§ EXTRACT TO READ
%%
Abstract
This thesis interrogates the Victorian slum novel and examines the ways in which
poverty is deployed to mediate desire. I describe this phenomenon as ‘poverty porn’.
Through an interdisciplinary analysis into the themes of spectacle, space, and
surveillance in the Victorian slum novel, this thesis considers the socio-cultural
implications of literary poverty porn and proposes that it functions as an extension of
slumming practices in which the richer classes entered impoverished areas as a leisure
pursuit. In identifying this relationship between the novel and slumming, I challenge the
apparently charitable intentions of nineteenth-century slum novelists. In ‘Chapter 1:
Spectacle’, I illustrate how Charles Dickens’s Oliver Twist (1837) and Margaret
Harkness’s In Darkest London (1889) present images that simultaneously evoke
sympathy for the poor while providing pleasure and entertainment for their readerships.
%%
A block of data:
%%
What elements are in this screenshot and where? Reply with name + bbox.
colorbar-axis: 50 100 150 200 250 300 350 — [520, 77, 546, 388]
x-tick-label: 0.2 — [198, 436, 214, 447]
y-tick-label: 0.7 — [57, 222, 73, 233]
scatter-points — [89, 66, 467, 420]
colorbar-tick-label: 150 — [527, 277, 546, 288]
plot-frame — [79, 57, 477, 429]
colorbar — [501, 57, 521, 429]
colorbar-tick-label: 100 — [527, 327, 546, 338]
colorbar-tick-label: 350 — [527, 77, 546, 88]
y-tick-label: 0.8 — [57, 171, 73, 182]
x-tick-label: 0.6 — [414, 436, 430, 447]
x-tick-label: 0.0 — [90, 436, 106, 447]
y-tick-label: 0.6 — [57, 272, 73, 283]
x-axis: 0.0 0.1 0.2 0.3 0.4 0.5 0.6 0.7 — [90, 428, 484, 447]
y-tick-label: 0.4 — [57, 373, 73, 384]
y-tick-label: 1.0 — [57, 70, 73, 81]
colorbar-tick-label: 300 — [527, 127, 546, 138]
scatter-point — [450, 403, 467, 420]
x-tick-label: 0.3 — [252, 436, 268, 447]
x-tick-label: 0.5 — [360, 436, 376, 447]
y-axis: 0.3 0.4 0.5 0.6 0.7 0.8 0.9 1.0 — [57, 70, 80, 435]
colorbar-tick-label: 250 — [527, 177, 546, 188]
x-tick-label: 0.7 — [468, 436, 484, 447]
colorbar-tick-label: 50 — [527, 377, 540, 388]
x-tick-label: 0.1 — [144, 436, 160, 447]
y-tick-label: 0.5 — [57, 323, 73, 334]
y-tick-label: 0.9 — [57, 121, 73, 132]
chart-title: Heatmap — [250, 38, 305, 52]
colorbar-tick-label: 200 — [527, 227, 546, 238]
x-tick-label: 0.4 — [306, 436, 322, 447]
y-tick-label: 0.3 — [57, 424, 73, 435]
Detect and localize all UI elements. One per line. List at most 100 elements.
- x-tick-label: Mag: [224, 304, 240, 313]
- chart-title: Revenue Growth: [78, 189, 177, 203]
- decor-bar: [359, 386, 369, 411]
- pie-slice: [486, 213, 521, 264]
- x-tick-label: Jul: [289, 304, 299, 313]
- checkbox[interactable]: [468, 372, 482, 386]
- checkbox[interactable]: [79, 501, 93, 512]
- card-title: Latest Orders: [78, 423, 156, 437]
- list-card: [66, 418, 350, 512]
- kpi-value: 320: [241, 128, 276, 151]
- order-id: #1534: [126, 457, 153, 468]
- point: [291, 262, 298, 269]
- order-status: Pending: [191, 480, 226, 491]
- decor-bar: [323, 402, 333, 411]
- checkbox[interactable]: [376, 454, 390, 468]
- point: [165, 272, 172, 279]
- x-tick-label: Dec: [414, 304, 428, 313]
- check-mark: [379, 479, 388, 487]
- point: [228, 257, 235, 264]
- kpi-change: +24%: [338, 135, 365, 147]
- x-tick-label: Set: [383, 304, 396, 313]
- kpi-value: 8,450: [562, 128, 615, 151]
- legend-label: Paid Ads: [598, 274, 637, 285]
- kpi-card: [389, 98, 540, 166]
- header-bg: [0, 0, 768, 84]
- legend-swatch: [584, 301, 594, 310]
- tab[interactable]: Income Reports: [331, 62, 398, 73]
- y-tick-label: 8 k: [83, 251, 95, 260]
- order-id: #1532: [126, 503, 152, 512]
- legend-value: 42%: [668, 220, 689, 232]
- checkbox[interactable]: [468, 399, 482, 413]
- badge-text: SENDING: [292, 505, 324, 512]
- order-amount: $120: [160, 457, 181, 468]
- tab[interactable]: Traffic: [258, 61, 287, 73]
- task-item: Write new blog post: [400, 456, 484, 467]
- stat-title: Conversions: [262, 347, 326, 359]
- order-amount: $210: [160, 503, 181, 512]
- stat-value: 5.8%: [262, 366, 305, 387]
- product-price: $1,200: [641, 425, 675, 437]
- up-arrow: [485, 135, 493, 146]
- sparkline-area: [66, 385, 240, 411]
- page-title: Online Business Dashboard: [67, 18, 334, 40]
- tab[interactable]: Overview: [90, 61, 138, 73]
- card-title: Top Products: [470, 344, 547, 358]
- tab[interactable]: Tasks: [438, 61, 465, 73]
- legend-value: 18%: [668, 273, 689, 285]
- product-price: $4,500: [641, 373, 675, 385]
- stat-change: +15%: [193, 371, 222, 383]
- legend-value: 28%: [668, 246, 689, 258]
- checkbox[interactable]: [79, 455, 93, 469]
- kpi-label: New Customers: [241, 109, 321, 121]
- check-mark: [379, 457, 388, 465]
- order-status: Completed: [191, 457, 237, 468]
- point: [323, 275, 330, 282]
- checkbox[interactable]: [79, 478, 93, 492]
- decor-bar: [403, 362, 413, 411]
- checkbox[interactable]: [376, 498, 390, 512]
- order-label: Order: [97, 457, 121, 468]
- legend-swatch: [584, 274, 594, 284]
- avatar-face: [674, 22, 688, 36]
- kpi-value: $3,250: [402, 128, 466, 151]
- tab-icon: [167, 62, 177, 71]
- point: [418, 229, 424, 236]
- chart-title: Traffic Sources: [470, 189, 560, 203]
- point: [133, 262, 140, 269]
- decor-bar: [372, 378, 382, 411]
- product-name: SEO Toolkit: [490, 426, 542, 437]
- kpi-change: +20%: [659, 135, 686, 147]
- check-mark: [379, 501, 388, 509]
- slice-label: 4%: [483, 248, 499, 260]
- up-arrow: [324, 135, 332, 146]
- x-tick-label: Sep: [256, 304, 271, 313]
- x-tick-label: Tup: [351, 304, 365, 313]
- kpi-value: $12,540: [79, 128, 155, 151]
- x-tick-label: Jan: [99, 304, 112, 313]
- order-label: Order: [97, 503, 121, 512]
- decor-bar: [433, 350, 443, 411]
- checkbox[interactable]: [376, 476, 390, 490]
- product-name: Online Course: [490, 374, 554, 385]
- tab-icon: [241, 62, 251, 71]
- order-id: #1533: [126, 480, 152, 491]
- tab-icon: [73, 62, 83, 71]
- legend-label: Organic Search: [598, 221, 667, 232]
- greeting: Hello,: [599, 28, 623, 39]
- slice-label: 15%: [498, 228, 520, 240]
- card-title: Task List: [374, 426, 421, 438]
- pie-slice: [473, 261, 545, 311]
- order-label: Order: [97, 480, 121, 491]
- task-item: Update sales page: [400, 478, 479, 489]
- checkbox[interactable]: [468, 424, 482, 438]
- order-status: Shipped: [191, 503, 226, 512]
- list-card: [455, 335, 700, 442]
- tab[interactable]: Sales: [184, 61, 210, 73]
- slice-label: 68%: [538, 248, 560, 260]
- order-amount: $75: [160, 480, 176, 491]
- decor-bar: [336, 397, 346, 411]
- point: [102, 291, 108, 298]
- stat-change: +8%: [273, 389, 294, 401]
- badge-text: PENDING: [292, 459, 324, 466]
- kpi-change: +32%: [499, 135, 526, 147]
%%
§ OBJECTIVE
Please retype the part of the thesis abstract starting at "Through an interdisciplinary" and ending at "for their readerships.".

§ PROBLEM SOLUTION
Through an interdisciplinary analysis into the themes of spectacle, space, and
surveillance in the Victorian slum novel, this thesis considers the socio-cultural
implications of literary poverty porn and proposes that it functions as an extension of
slumming practices in which the richer classes entered impoverished areas as a leisure
pursuit. In identifying this relationship between the novel and slumming, I challenge the
apparently charitable intentions of nineteenth-century slum novelists. In ‘Chapter 1:
Spectacle’, I illustrate how Charles Dickens’s Oliver Twist (1837) and Margaret
Harkness’s In Darkest London (1889) present images that simultaneously evoke
sympathy for the poor while providing pleasure and entertainment for their readerships.